• **Dataset content**:
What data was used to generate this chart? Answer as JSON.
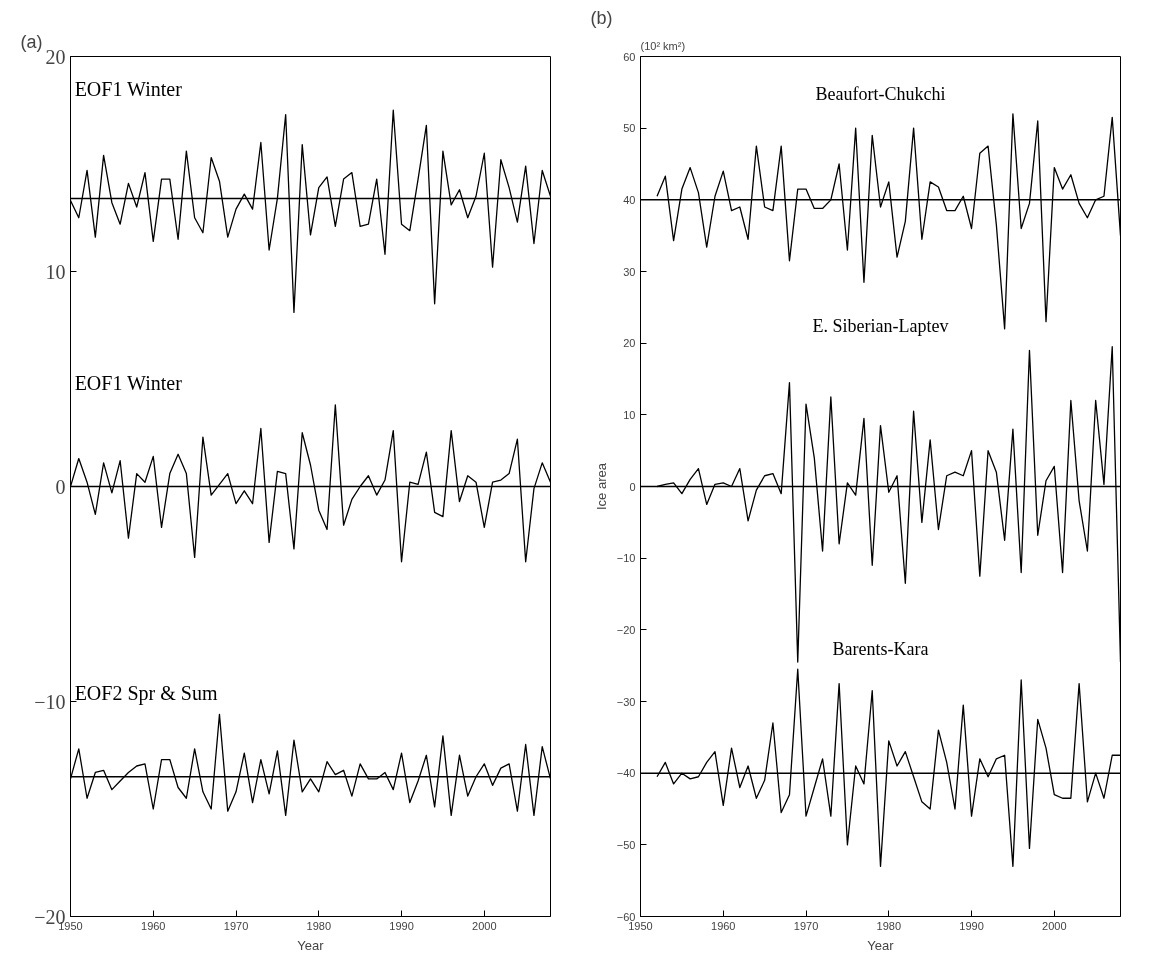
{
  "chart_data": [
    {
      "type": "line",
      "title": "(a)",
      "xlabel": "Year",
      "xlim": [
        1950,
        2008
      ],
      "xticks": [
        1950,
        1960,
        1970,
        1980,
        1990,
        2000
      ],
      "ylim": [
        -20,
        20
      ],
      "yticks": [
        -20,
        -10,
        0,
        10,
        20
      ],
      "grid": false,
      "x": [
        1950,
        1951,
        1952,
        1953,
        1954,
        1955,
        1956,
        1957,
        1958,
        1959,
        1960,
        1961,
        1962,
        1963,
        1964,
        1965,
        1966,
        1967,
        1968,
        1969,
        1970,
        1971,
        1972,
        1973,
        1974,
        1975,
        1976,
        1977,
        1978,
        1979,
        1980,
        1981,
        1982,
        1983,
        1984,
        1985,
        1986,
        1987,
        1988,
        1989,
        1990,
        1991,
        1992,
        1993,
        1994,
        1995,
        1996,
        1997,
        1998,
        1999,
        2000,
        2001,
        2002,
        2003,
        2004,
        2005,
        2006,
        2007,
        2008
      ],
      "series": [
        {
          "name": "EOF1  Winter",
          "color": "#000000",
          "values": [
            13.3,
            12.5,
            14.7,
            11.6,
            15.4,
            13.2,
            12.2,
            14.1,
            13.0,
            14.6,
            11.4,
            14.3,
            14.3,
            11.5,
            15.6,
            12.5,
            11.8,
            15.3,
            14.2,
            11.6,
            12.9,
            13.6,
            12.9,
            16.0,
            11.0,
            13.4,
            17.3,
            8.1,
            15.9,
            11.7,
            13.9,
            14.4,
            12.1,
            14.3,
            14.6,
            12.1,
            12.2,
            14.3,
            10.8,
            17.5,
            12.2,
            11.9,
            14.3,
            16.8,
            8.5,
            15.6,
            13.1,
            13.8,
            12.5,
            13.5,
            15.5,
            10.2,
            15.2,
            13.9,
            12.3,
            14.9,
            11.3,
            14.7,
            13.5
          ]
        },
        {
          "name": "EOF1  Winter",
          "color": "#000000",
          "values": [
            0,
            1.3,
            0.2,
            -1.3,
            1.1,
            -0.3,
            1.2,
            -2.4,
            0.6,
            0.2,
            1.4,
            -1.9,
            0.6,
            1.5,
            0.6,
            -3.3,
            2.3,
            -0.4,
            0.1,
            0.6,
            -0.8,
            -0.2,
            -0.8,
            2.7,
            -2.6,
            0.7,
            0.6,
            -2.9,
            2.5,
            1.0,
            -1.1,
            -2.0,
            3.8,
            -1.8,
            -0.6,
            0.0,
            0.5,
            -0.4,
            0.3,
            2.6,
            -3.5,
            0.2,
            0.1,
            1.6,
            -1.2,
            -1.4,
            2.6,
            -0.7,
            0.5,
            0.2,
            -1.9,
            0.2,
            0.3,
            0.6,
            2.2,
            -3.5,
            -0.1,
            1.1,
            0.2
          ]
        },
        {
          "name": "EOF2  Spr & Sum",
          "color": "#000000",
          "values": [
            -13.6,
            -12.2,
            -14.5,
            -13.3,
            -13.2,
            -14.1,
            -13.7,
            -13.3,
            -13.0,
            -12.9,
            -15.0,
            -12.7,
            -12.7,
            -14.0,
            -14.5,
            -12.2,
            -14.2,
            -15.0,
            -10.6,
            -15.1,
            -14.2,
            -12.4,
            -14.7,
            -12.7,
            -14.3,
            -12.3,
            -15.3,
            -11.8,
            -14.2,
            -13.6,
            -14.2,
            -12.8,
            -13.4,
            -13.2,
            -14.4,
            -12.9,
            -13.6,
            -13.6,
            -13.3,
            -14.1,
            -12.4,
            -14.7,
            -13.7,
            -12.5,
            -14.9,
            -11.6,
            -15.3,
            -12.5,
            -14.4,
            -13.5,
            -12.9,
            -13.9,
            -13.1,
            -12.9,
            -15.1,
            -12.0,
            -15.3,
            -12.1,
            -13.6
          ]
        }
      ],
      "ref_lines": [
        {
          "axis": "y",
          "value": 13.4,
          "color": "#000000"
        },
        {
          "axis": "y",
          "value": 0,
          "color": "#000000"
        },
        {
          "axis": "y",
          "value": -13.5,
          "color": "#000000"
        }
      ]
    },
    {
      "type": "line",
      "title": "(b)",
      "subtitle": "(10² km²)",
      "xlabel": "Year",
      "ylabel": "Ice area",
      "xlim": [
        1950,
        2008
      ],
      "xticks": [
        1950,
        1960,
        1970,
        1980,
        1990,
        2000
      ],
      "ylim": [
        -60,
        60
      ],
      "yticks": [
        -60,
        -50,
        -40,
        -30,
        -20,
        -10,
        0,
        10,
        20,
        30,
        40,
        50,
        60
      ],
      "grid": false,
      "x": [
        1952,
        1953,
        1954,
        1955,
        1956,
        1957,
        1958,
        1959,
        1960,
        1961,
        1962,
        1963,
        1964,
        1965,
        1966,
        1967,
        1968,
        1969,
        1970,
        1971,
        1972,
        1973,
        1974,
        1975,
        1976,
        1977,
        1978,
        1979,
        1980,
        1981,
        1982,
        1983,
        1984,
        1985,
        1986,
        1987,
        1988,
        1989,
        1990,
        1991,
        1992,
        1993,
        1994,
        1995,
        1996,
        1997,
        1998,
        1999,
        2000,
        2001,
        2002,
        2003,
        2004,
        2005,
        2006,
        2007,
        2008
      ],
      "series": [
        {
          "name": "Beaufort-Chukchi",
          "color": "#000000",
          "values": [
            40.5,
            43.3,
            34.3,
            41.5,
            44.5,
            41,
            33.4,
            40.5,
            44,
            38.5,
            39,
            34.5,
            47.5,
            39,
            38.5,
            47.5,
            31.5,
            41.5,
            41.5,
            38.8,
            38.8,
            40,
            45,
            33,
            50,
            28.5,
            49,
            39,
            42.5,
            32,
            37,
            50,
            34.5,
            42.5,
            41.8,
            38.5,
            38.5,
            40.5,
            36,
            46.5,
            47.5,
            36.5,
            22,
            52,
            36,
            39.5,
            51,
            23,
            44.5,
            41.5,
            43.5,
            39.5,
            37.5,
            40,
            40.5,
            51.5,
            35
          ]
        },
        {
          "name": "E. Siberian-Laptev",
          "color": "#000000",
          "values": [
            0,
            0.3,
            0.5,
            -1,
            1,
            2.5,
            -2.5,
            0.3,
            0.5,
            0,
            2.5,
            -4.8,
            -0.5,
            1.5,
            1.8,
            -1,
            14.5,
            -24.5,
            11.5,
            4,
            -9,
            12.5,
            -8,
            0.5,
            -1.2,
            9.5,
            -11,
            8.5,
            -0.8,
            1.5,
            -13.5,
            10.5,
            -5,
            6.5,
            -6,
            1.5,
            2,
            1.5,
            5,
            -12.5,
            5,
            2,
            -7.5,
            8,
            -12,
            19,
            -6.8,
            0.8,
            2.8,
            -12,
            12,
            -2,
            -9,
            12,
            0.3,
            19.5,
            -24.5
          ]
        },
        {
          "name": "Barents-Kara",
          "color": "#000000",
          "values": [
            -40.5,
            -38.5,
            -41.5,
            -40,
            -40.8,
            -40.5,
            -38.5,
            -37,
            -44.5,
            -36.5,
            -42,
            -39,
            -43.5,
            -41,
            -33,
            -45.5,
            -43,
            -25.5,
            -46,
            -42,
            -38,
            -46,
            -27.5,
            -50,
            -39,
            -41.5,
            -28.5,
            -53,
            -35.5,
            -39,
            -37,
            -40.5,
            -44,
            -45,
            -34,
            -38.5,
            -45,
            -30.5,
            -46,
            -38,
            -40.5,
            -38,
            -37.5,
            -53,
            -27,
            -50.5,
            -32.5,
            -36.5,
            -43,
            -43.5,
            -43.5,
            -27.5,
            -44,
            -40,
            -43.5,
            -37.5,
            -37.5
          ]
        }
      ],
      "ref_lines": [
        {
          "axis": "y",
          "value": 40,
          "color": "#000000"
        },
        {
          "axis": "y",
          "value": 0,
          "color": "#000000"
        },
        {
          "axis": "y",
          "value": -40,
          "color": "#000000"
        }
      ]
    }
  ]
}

• **Written problem**: Locate the word "name" in the records above, and return each line that has it.

• **Reply**:
          "name": "EOF1  Winter",
          "name": "EOF1  Winter",
          "name": "EOF2  Spr & Sum",
          "name": "Beaufort-Chukchi",
          "name": "E. Siberian-Laptev",
          "name": "Barents-Kara",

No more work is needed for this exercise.